§ **DESCRIPTION OF THE TASK**
Reproduce all of the data below without alteration; exclude every picture.

Records:
=======

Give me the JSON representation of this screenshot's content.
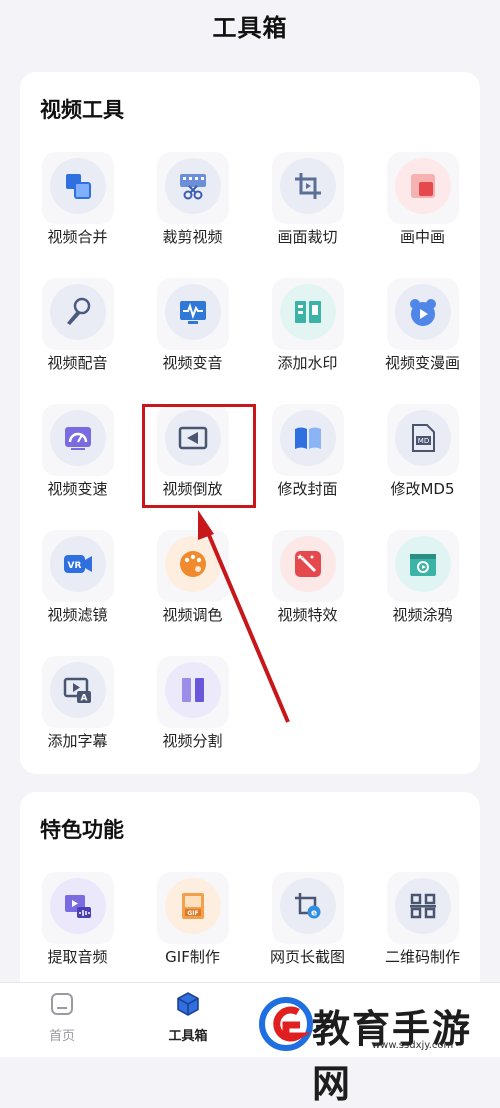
{
  "header": {
    "title": "工具箱"
  },
  "video_tools": {
    "title": "视频工具",
    "items": [
      {
        "label": "视频合并",
        "icon": "merge-icon"
      },
      {
        "label": "裁剪视频",
        "icon": "film-scissors-icon"
      },
      {
        "label": "画面裁切",
        "icon": "crop-icon"
      },
      {
        "label": "画中画",
        "icon": "picture-in-picture-icon"
      },
      {
        "label": "视频配音",
        "icon": "microphone-icon"
      },
      {
        "label": "视频变音",
        "icon": "voice-change-icon"
      },
      {
        "label": "添加水印",
        "icon": "watermark-icon"
      },
      {
        "label": "视频变漫画",
        "icon": "bear-cartoon-icon"
      },
      {
        "label": "视频变速",
        "icon": "speedometer-icon"
      },
      {
        "label": "视频倒放",
        "icon": "reverse-play-icon"
      },
      {
        "label": "修改封面",
        "icon": "book-cover-icon"
      },
      {
        "label": "修改MD5",
        "icon": "md5-file-icon"
      },
      {
        "label": "视频滤镜",
        "icon": "vr-camera-icon"
      },
      {
        "label": "视频调色",
        "icon": "palette-icon"
      },
      {
        "label": "视频特效",
        "icon": "magic-wand-icon"
      },
      {
        "label": "视频涂鸦",
        "icon": "doodle-icon"
      },
      {
        "label": "添加字幕",
        "icon": "subtitle-icon"
      },
      {
        "label": "视频分割",
        "icon": "split-icon"
      }
    ]
  },
  "feature_tools": {
    "title": "特色功能",
    "items": [
      {
        "label": "提取音频",
        "icon": "extract-audio-icon"
      },
      {
        "label": "GIF制作",
        "icon": "gif-icon"
      },
      {
        "label": "网页长截图",
        "icon": "web-screenshot-icon"
      },
      {
        "label": "二维码制作",
        "icon": "qrcode-icon"
      }
    ]
  },
  "tabbar": {
    "items": [
      {
        "label": "首页",
        "icon": "home-icon",
        "active": false
      },
      {
        "label": "工具箱",
        "icon": "toolbox-icon",
        "active": true
      }
    ]
  },
  "watermark": {
    "text": "教育手游网",
    "url": "www.ssdxjy.com"
  },
  "colors": {
    "highlight": "#c8171a",
    "accent_blue": "#2f6fe0",
    "background": "#f3f3f8"
  }
}
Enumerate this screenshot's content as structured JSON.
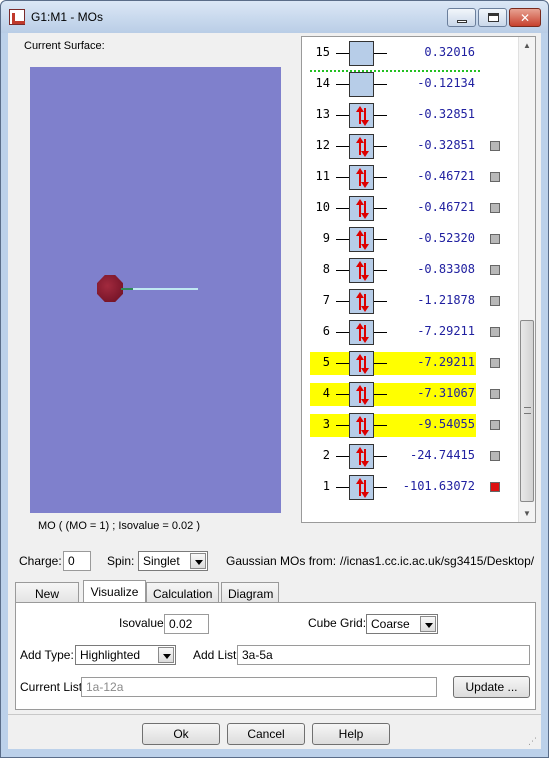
{
  "window": {
    "title": "G1:M1 - MOs",
    "controls": {
      "minimize": "minimize",
      "maximize": "maximize",
      "close": "✕"
    }
  },
  "surface": {
    "group_label": "Current Surface:",
    "caption": "MO ( (MO = 1) ; Isovalue = 0.02 )"
  },
  "mo_list": [
    {
      "num": "15",
      "energy": "0.32016",
      "occupied": false,
      "highlight": false,
      "checkbox": "none"
    },
    {
      "num": "14",
      "energy": "-0.12134",
      "occupied": false,
      "highlight": false,
      "checkbox": "none"
    },
    {
      "num": "13",
      "energy": "-0.32851",
      "occupied": true,
      "highlight": false,
      "checkbox": "none"
    },
    {
      "num": "12",
      "energy": "-0.32851",
      "occupied": true,
      "highlight": false,
      "checkbox": "off"
    },
    {
      "num": "11",
      "energy": "-0.46721",
      "occupied": true,
      "highlight": false,
      "checkbox": "off"
    },
    {
      "num": "10",
      "energy": "-0.46721",
      "occupied": true,
      "highlight": false,
      "checkbox": "off"
    },
    {
      "num": "9",
      "energy": "-0.52320",
      "occupied": true,
      "highlight": false,
      "checkbox": "off"
    },
    {
      "num": "8",
      "energy": "-0.83308",
      "occupied": true,
      "highlight": false,
      "checkbox": "off"
    },
    {
      "num": "7",
      "energy": "-1.21878",
      "occupied": true,
      "highlight": false,
      "checkbox": "off"
    },
    {
      "num": "6",
      "energy": "-7.29211",
      "occupied": true,
      "highlight": false,
      "checkbox": "off"
    },
    {
      "num": "5",
      "energy": "-7.29211",
      "occupied": true,
      "highlight": true,
      "checkbox": "off"
    },
    {
      "num": "4",
      "energy": "-7.31067",
      "occupied": true,
      "highlight": true,
      "checkbox": "off"
    },
    {
      "num": "3",
      "energy": "-9.54055",
      "occupied": true,
      "highlight": true,
      "checkbox": "off"
    },
    {
      "num": "2",
      "energy": "-24.74415",
      "occupied": true,
      "highlight": false,
      "checkbox": "off"
    },
    {
      "num": "1",
      "energy": "-101.63072",
      "occupied": true,
      "highlight": false,
      "checkbox": "on"
    }
  ],
  "colors": {
    "viewport_bg": "#7f80cc",
    "highlight": "#ffff00",
    "energy_text": "#2020a0",
    "electron_arrow": "#dd0000",
    "selected_checkbox": "#dd1111"
  },
  "options": {
    "charge_label": "Charge:",
    "charge_value": "0",
    "spin_label": "Spin:",
    "spin_value": "Singlet",
    "source_label": "Gaussian MOs from:",
    "source_path": "//icnas1.cc.ic.ac.uk/sg3415/Desktop/"
  },
  "tabs": [
    "New MOs",
    "Visualize",
    "Calculation",
    "Diagram"
  ],
  "active_tab": "Visualize",
  "visualize": {
    "isovalue_label": "Isovalue:",
    "isovalue_value": "0.02",
    "cube_grid_label": "Cube Grid:",
    "cube_grid_value": "Coarse",
    "add_type_label": "Add Type:",
    "add_type_value": "Highlighted",
    "add_list_label": "Add List:",
    "add_list_value": "3a-5a",
    "current_list_label": "Current List:",
    "current_list_value": "1a-12a",
    "update_button": "Update ..."
  },
  "buttons": {
    "ok": "Ok",
    "cancel": "Cancel",
    "help": "Help"
  }
}
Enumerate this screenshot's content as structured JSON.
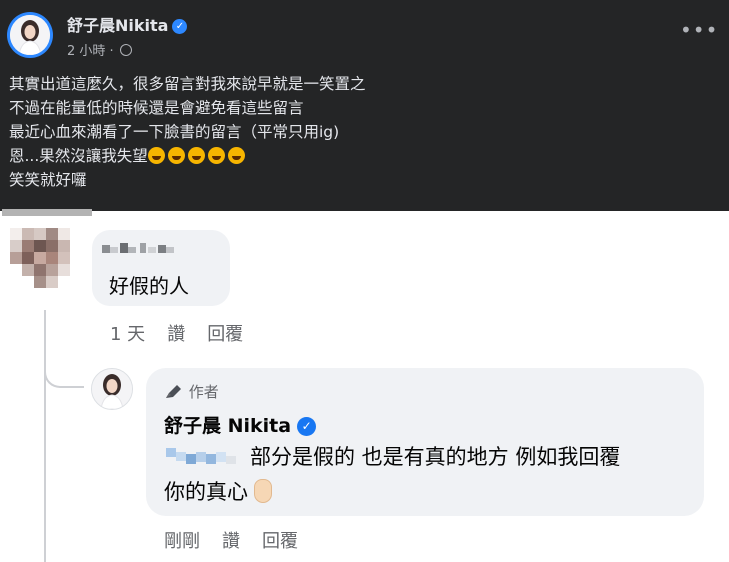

=======

§ **SOLUTION FOR THIS TASK**
Give me the JSON representation of this screenshot's content.
{
  "header": {
    "title": "工具箱"
  },
  "video_tools": {
    "title": "视频工具",
    "items": [
      {
        "label": "视频合并",
        "icon": "merge-icon"
      },
      {
        "label": "裁剪视频",
        "icon": "film-scissors-icon"
      },
      {
        "label": "画面裁切",
        "icon": "crop-icon"
      },
      {
        "label": "画中画",
        "icon": "picture-in-picture-icon"
      },
      {
        "label": "视频配音",
        "icon": "microphone-icon"
      },
      {
        "label": "视频变音",
        "icon": "voice-change-icon"
      },
      {
        "label": "添加水印",
        "icon": "watermark-icon"
      },
      {
        "label": "视频变漫画",
        "icon": "bear-cartoon-icon"
      },
      {
        "label": "视频变速",
        "icon": "speedometer-icon"
      },
      {
        "label": "视频倒放",
        "icon": "reverse-play-icon"
      },
      {
        "label": "修改封面",
        "icon": "book-cover-icon"
      },
      {
        "label": "修改MD5",
        "icon": "md5-file-icon"
      },
      {
        "label": "视频滤镜",
        "icon": "vr-camera-icon"
      },
      {
        "label": "视频调色",
        "icon": "palette-icon"
      },
      {
        "label": "视频特效",
        "icon": "magic-wand-icon"
      },
      {
        "label": "视频涂鸦",
        "icon": "doodle-icon"
      },
      {
        "label": "添加字幕",
        "icon": "subtitle-icon"
      },
      {
        "label": "视频分割",
        "icon": "split-icon"
      }
    ]
  },
  "feature_tools": {
    "title": "特色功能",
    "items": [
      {
        "label": "提取音频",
        "icon": "extract-audio-icon"
      },
      {
        "label": "GIF制作",
        "icon": "gif-icon"
      },
      {
        "label": "网页长截图",
        "icon": "web-screenshot-icon"
      },
      {
        "label": "二维码制作",
        "icon": "qrcode-icon"
      }
    ]
  },
  "tabbar": {
    "items": [
      {
        "label": "首页",
        "icon": "home-icon",
        "active": false
      },
      {
        "label": "工具箱",
        "icon": "toolbox-icon",
        "active": true
      }
    ]
  },
  "watermark": {
    "text": "教育手游网",
    "url": "www.ssdxjy.com"
  },
  "colors": {
    "highlight": "#c8171a",
    "accent_blue": "#2f6fe0",
    "background": "#f3f3f8"
  }
}
Enumerate this screenshot's content as structured JSON.
{
  "window": {
    "title": "G1:M1 - MOs",
    "controls": {
      "minimize": "minimize",
      "maximize": "maximize",
      "close": "✕"
    }
  },
  "surface": {
    "group_label": "Current Surface:",
    "caption": "MO ( (MO = 1) ; Isovalue = 0.02 )"
  },
  "mo_list": [
    {
      "num": "15",
      "energy": "0.32016",
      "occupied": false,
      "highlight": false,
      "checkbox": "none"
    },
    {
      "num": "14",
      "energy": "-0.12134",
      "occupied": false,
      "highlight": false,
      "checkbox": "none"
    },
    {
      "num": "13",
      "energy": "-0.32851",
      "occupied": true,
      "highlight": false,
      "checkbox": "none"
    },
    {
      "num": "12",
      "energy": "-0.32851",
      "occupied": true,
      "highlight": false,
      "checkbox": "off"
    },
    {
      "num": "11",
      "energy": "-0.46721",
      "occupied": true,
      "highlight": false,
      "checkbox": "off"
    },
    {
      "num": "10",
      "energy": "-0.46721",
      "occupied": true,
      "highlight": false,
      "checkbox": "off"
    },
    {
      "num": "9",
      "energy": "-0.52320",
      "occupied": true,
      "highlight": false,
      "checkbox": "off"
    },
    {
      "num": "8",
      "energy": "-0.83308",
      "occupied": true,
      "highlight": false,
      "checkbox": "off"
    },
    {
      "num": "7",
      "energy": "-1.21878",
      "occupied": true,
      "highlight": false,
      "checkbox": "off"
    },
    {
      "num": "6",
      "energy": "-7.29211",
      "occupied": true,
      "highlight": false,
      "checkbox": "off"
    },
    {
      "num": "5",
      "energy": "-7.29211",
      "occupied": true,
      "highlight": true,
      "checkbox": "off"
    },
    {
      "num": "4",
      "energy": "-7.31067",
      "occupied": true,
      "highlight": true,
      "checkbox": "off"
    },
    {
      "num": "3",
      "energy": "-9.54055",
      "occupied": true,
      "highlight": true,
      "checkbox": "off"
    },
    {
      "num": "2",
      "energy": "-24.74415",
      "occupied": true,
      "highlight": false,
      "checkbox": "off"
    },
    {
      "num": "1",
      "energy": "-101.63072",
      "occupied": true,
      "highlight": false,
      "checkbox": "on"
    }
  ],
  "colors": {
    "viewport_bg": "#7f80cc",
    "highlight": "#ffff00",
    "energy_text": "#2020a0",
    "electron_arrow": "#dd0000",
    "selected_checkbox": "#dd1111"
  },
  "options": {
    "charge_label": "Charge:",
    "charge_value": "0",
    "spin_label": "Spin:",
    "spin_value": "Singlet",
    "source_label": "Gaussian MOs from:",
    "source_path": "//icnas1.cc.ic.ac.uk/sg3415/Desktop/"
  },
  "tabs": [
    "New MOs",
    "Visualize",
    "Calculation",
    "Diagram"
  ],
  "active_tab": "Visualize",
  "visualize": {
    "isovalue_label": "Isovalue:",
    "isovalue_value": "0.02",
    "cube_grid_label": "Cube Grid:",
    "cube_grid_value": "Coarse",
    "add_type_label": "Add Type:",
    "add_type_value": "Highlighted",
    "add_list_label": "Add List:",
    "add_list_value": "3a-5a",
    "current_list_label": "Current List:",
    "current_list_value": "1a-12a",
    "update_button": "Update ..."
  },
  "buttons": {
    "ok": "Ok",
    "cancel": "Cancel",
    "help": "Help"
  }
}
Enumerate this screenshot's content as structured JSON.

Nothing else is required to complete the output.